## START LISTED RECORDS
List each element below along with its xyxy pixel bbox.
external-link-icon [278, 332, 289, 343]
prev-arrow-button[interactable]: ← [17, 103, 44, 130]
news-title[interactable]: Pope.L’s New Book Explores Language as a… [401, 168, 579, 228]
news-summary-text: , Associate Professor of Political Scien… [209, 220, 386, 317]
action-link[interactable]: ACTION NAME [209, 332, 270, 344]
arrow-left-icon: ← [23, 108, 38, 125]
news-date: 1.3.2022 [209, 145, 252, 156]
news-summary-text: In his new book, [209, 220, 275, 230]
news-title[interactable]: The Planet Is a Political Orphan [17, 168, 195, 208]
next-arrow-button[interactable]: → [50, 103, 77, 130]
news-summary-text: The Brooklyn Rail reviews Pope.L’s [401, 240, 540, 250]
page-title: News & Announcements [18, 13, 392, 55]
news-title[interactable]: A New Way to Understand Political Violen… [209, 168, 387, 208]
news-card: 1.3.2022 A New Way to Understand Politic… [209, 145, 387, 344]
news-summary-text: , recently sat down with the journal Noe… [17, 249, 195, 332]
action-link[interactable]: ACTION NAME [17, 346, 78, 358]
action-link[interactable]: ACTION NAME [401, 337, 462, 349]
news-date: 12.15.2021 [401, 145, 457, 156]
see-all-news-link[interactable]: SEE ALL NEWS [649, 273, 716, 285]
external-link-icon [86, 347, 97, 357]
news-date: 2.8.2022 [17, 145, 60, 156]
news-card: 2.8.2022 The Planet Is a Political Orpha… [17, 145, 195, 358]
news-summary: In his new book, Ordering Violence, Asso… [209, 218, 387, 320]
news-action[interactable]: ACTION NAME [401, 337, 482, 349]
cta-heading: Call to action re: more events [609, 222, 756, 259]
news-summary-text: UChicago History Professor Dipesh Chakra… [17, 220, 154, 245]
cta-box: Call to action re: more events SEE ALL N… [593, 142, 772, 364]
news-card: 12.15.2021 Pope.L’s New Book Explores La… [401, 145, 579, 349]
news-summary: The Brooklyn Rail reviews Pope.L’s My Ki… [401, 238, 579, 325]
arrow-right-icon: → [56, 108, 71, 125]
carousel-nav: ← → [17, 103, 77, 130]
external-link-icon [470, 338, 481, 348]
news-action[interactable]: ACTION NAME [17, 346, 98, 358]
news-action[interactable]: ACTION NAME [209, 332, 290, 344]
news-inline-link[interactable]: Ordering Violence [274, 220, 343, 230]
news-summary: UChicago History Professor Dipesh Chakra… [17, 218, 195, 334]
## END LISTED RECORDS
Reproduce every line of the records above word for word, keeping the original order.

List each element below along with its xyxy pixel bbox.
external-link-icon [278, 332, 289, 343]
prev-arrow-button[interactable]: ← [17, 103, 44, 130]
news-title[interactable]: Pope.L’s New Book Explores Language as a… [401, 168, 579, 228]
news-summary-text: , Associate Professor of Political Scien… [209, 220, 386, 317]
action-link[interactable]: ACTION NAME [209, 332, 270, 344]
arrow-left-icon: ← [23, 108, 38, 125]
news-date: 1.3.2022 [209, 145, 252, 156]
news-summary-text: In his new book, [209, 220, 275, 230]
news-title[interactable]: The Planet Is a Political Orphan [17, 168, 195, 208]
next-arrow-button[interactable]: → [50, 103, 77, 130]
news-summary-text: The Brooklyn Rail reviews Pope.L’s [401, 240, 540, 250]
page-title: News & Announcements [18, 13, 392, 55]
news-title[interactable]: A New Way to Understand Political Violen… [209, 168, 387, 208]
news-card: 1.3.2022 A New Way to Understand Politic… [209, 145, 387, 344]
news-summary-text: , recently sat down with the journal Noe… [17, 249, 195, 332]
action-link[interactable]: ACTION NAME [17, 346, 78, 358]
action-link[interactable]: ACTION NAME [401, 337, 462, 349]
news-date: 12.15.2021 [401, 145, 457, 156]
see-all-news-link[interactable]: SEE ALL NEWS [649, 273, 716, 285]
external-link-icon [86, 347, 97, 357]
news-date: 2.8.2022 [17, 145, 60, 156]
news-card: 2.8.2022 The Planet Is a Political Orpha… [17, 145, 195, 358]
news-summary: In his new book, Ordering Violence, Asso… [209, 218, 387, 320]
news-action[interactable]: ACTION NAME [401, 337, 482, 349]
cta-heading: Call to action re: more events [609, 222, 756, 259]
news-summary-text: UChicago History Professor Dipesh Chakra… [17, 220, 154, 245]
cta-box: Call to action re: more events SEE ALL N… [593, 142, 772, 364]
news-card: 12.15.2021 Pope.L’s New Book Explores La… [401, 145, 579, 349]
news-summary: The Brooklyn Rail reviews Pope.L’s My Ki… [401, 238, 579, 325]
arrow-right-icon: → [56, 108, 71, 125]
carousel-nav: ← → [17, 103, 77, 130]
external-link-icon [470, 338, 481, 348]
news-action[interactable]: ACTION NAME [17, 346, 98, 358]
news-action[interactable]: ACTION NAME [209, 332, 290, 344]
news-inline-link[interactable]: Ordering Violence [274, 220, 343, 230]
news-summary: UChicago History Professor Dipesh Chakra… [17, 218, 195, 334]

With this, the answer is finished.